WHAT TO DO:
Copy every entry exactly as given, minus the images.
========================================================================
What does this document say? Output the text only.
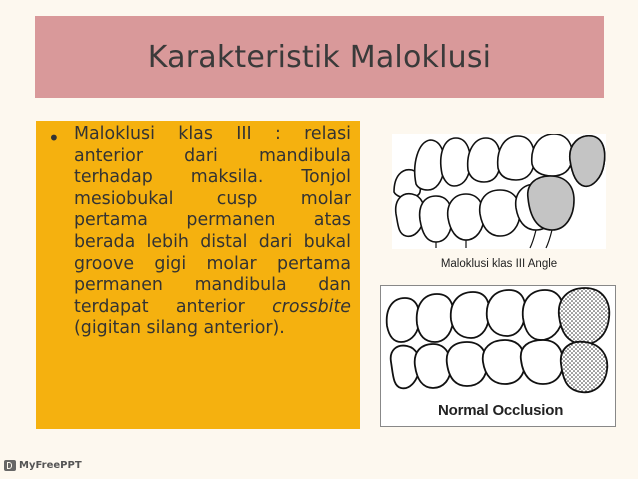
Karakteristik Maloklusi
• Maloklusi klas III : relasi anterior dari mandibula terhadap maksila. Tonjol mesiobukal cusp molar pertama permanen atas berada lebih distal dari bukal groove gigi molar pertama permanen mandibula dan terdapat anterior crossbite (gigitan silang anterior).
Maloklusi klas III Angle
Normal Occlusion
MyFreePPT
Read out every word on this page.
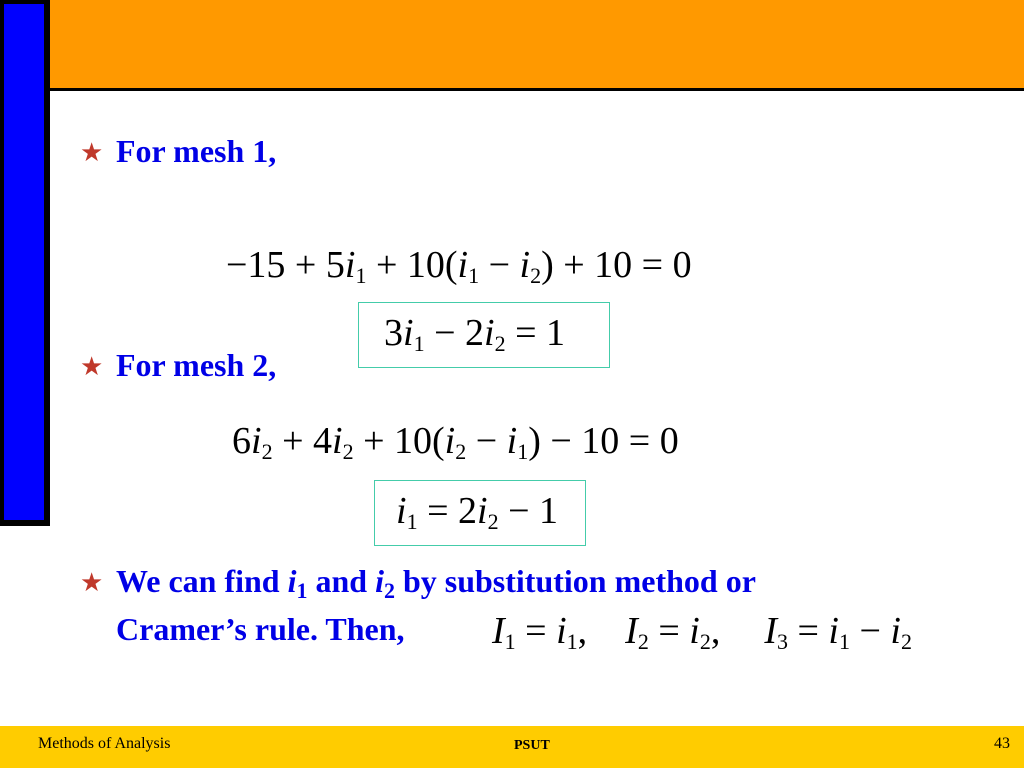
★ For mesh 1,
$-15 + 5i_1 + 10(i_1 - i_2) + 10 = 0$
$3i_1 - 2i_2 = 1$
★ For mesh 2,
$6i_2 + 4i_2 + 10(i_2 - i_1) - 10 = 0$
$i_1 = 2i_2 - 1$
★ We can find i1 and i2 by substitution method or
Cramer’s rule. Then, $I_1 = i_1$, $I_2 = i_2$, $I_3 = i_1 - i_2$
Methods of Analysis	PSUT	43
========================================================================
THE COMPLETED TASK:
What does this document say? Output the text only.
Karakteristik Maloklusi
• Maloklusi klas III : relasi anterior dari mandibula terhadap maksila. Tonjol mesiobukal cusp molar pertama permanen atas berada lebih distal dari bukal groove gigi molar pertama permanen mandibula dan terdapat anterior crossbite (gigitan silang anterior).
Maloklusi klas III Angle
Normal Occlusion
MyFreePPT
Read out every word on this page.
★ For mesh 1,
$-15 + 5i_1 + 10(i_1 - i_2) + 10 = 0$
$3i_1 - 2i_2 = 1$
★ For mesh 2,
$6i_2 + 4i_2 + 10(i_2 - i_1) - 10 = 0$
$i_1 = 2i_2 - 1$
★ We can find i1 and i2 by substitution method or
Cramer’s rule. Then, $I_1 = i_1$, $I_2 = i_2$, $I_3 = i_1 - i_2$
Methods of Analysis	PSUT	43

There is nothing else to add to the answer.